— start RECORDS SUPPLIED —
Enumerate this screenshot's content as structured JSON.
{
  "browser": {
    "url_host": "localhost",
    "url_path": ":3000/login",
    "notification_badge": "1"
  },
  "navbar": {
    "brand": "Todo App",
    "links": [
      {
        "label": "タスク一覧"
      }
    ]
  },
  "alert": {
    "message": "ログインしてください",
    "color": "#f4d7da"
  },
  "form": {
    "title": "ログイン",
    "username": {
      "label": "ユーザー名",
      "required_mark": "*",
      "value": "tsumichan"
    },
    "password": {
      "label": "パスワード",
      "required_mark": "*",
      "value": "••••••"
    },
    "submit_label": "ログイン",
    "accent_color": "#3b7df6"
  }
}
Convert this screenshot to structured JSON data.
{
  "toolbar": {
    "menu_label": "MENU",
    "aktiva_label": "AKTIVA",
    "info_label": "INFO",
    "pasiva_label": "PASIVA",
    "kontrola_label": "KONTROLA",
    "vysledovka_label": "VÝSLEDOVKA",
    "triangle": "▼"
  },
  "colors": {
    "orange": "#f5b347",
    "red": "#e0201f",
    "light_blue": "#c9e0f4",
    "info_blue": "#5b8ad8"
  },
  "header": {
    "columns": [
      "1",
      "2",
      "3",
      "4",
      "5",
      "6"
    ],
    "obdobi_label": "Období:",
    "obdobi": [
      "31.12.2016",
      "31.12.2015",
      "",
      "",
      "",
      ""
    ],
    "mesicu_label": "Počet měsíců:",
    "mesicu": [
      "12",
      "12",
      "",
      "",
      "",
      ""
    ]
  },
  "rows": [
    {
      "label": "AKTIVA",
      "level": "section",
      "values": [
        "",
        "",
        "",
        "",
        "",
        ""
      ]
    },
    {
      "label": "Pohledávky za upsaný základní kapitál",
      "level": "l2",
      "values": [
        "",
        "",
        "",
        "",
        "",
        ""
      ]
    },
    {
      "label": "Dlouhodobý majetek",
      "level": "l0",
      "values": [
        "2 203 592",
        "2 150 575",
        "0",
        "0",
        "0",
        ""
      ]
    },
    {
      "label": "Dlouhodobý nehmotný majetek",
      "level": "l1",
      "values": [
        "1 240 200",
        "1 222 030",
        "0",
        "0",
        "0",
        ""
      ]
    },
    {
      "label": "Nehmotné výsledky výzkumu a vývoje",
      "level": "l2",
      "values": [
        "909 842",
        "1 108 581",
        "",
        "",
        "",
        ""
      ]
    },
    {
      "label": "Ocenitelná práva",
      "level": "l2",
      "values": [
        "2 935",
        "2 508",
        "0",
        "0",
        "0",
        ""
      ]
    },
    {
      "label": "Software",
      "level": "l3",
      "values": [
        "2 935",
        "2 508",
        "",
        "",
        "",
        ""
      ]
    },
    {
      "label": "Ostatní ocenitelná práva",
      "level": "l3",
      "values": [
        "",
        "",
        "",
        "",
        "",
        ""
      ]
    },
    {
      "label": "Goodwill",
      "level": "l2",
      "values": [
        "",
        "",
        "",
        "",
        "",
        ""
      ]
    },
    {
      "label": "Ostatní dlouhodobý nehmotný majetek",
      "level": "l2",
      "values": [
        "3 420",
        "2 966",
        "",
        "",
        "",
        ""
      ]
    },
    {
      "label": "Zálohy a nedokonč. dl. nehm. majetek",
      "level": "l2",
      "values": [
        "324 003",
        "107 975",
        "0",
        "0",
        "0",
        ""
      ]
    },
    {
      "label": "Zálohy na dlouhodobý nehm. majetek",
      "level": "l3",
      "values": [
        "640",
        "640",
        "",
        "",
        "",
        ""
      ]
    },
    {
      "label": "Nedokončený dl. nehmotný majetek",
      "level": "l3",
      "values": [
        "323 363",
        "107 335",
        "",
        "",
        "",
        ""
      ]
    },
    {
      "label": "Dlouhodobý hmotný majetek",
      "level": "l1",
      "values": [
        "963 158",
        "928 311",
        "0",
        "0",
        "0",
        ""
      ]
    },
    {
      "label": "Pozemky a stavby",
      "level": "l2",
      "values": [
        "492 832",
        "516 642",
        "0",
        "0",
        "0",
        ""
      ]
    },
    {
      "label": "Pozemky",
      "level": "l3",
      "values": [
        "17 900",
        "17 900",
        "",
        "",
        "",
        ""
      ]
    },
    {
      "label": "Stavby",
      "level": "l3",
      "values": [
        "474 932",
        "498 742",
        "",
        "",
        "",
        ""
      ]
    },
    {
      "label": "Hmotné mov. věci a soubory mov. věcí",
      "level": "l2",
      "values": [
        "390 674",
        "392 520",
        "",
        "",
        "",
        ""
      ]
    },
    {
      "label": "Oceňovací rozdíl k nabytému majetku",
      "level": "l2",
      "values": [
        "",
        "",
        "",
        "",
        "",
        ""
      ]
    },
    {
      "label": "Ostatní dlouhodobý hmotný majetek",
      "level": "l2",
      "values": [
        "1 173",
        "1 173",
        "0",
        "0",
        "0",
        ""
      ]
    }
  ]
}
— end RECORDS SUPPLIED —
Write the material out again word for word.

FULL OUTPUT:
Enumerate this screenshot's content as structured JSON.
{
  "browser": {
    "url_host": "localhost",
    "url_path": ":3000/login",
    "notification_badge": "1"
  },
  "navbar": {
    "brand": "Todo App",
    "links": [
      {
        "label": "タスク一覧"
      }
    ]
  },
  "alert": {
    "message": "ログインしてください",
    "color": "#f4d7da"
  },
  "form": {
    "title": "ログイン",
    "username": {
      "label": "ユーザー名",
      "required_mark": "*",
      "value": "tsumichan"
    },
    "password": {
      "label": "パスワード",
      "required_mark": "*",
      "value": "••••••"
    },
    "submit_label": "ログイン",
    "accent_color": "#3b7df6"
  }
}
Convert this screenshot to structured JSON data.
{
  "toolbar": {
    "menu_label": "MENU",
    "aktiva_label": "AKTIVA",
    "info_label": "INFO",
    "pasiva_label": "PASIVA",
    "kontrola_label": "KONTROLA",
    "vysledovka_label": "VÝSLEDOVKA",
    "triangle": "▼"
  },
  "colors": {
    "orange": "#f5b347",
    "red": "#e0201f",
    "light_blue": "#c9e0f4",
    "info_blue": "#5b8ad8"
  },
  "header": {
    "columns": [
      "1",
      "2",
      "3",
      "4",
      "5",
      "6"
    ],
    "obdobi_label": "Období:",
    "obdobi": [
      "31.12.2016",
      "31.12.2015",
      "",
      "",
      "",
      ""
    ],
    "mesicu_label": "Počet měsíců:",
    "mesicu": [
      "12",
      "12",
      "",
      "",
      "",
      ""
    ]
  },
  "rows": [
    {
      "label": "AKTIVA",
      "level": "section",
      "values": [
        "",
        "",
        "",
        "",
        "",
        ""
      ]
    },
    {
      "label": "Pohledávky za upsaný základní kapitál",
      "level": "l2",
      "values": [
        "",
        "",
        "",
        "",
        "",
        ""
      ]
    },
    {
      "label": "Dlouhodobý majetek",
      "level": "l0",
      "values": [
        "2 203 592",
        "2 150 575",
        "0",
        "0",
        "0",
        ""
      ]
    },
    {
      "label": "Dlouhodobý nehmotný majetek",
      "level": "l1",
      "values": [
        "1 240 200",
        "1 222 030",
        "0",
        "0",
        "0",
        ""
      ]
    },
    {
      "label": "Nehmotné výsledky výzkumu a vývoje",
      "level": "l2",
      "values": [
        "909 842",
        "1 108 581",
        "",
        "",
        "",
        ""
      ]
    },
    {
      "label": "Ocenitelná práva",
      "level": "l2",
      "values": [
        "2 935",
        "2 508",
        "0",
        "0",
        "0",
        ""
      ]
    },
    {
      "label": "Software",
      "level": "l3",
      "values": [
        "2 935",
        "2 508",
        "",
        "",
        "",
        ""
      ]
    },
    {
      "label": "Ostatní ocenitelná práva",
      "level": "l3",
      "values": [
        "",
        "",
        "",
        "",
        "",
        ""
      ]
    },
    {
      "label": "Goodwill",
      "level": "l2",
      "values": [
        "",
        "",
        "",
        "",
        "",
        ""
      ]
    },
    {
      "label": "Ostatní dlouhodobý nehmotný majetek",
      "level": "l2",
      "values": [
        "3 420",
        "2 966",
        "",
        "",
        "",
        ""
      ]
    },
    {
      "label": "Zálohy a nedokonč. dl. nehm. majetek",
      "level": "l2",
      "values": [
        "324 003",
        "107 975",
        "0",
        "0",
        "0",
        ""
      ]
    },
    {
      "label": "Zálohy na dlouhodobý nehm. majetek",
      "level": "l3",
      "values": [
        "640",
        "640",
        "",
        "",
        "",
        ""
      ]
    },
    {
      "label": "Nedokončený dl. nehmotný majetek",
      "level": "l3",
      "values": [
        "323 363",
        "107 335",
        "",
        "",
        "",
        ""
      ]
    },
    {
      "label": "Dlouhodobý hmotný majetek",
      "level": "l1",
      "values": [
        "963 158",
        "928 311",
        "0",
        "0",
        "0",
        ""
      ]
    },
    {
      "label": "Pozemky a stavby",
      "level": "l2",
      "values": [
        "492 832",
        "516 642",
        "0",
        "0",
        "0",
        ""
      ]
    },
    {
      "label": "Pozemky",
      "level": "l3",
      "values": [
        "17 900",
        "17 900",
        "",
        "",
        "",
        ""
      ]
    },
    {
      "label": "Stavby",
      "level": "l3",
      "values": [
        "474 932",
        "498 742",
        "",
        "",
        "",
        ""
      ]
    },
    {
      "label": "Hmotné mov. věci a soubory mov. věcí",
      "level": "l2",
      "values": [
        "390 674",
        "392 520",
        "",
        "",
        "",
        ""
      ]
    },
    {
      "label": "Oceňovací rozdíl k nabytému majetku",
      "level": "l2",
      "values": [
        "",
        "",
        "",
        "",
        "",
        ""
      ]
    },
    {
      "label": "Ostatní dlouhodobý hmotný majetek",
      "level": "l2",
      "values": [
        "1 173",
        "1 173",
        "0",
        "0",
        "0",
        ""
      ]
    }
  ]
}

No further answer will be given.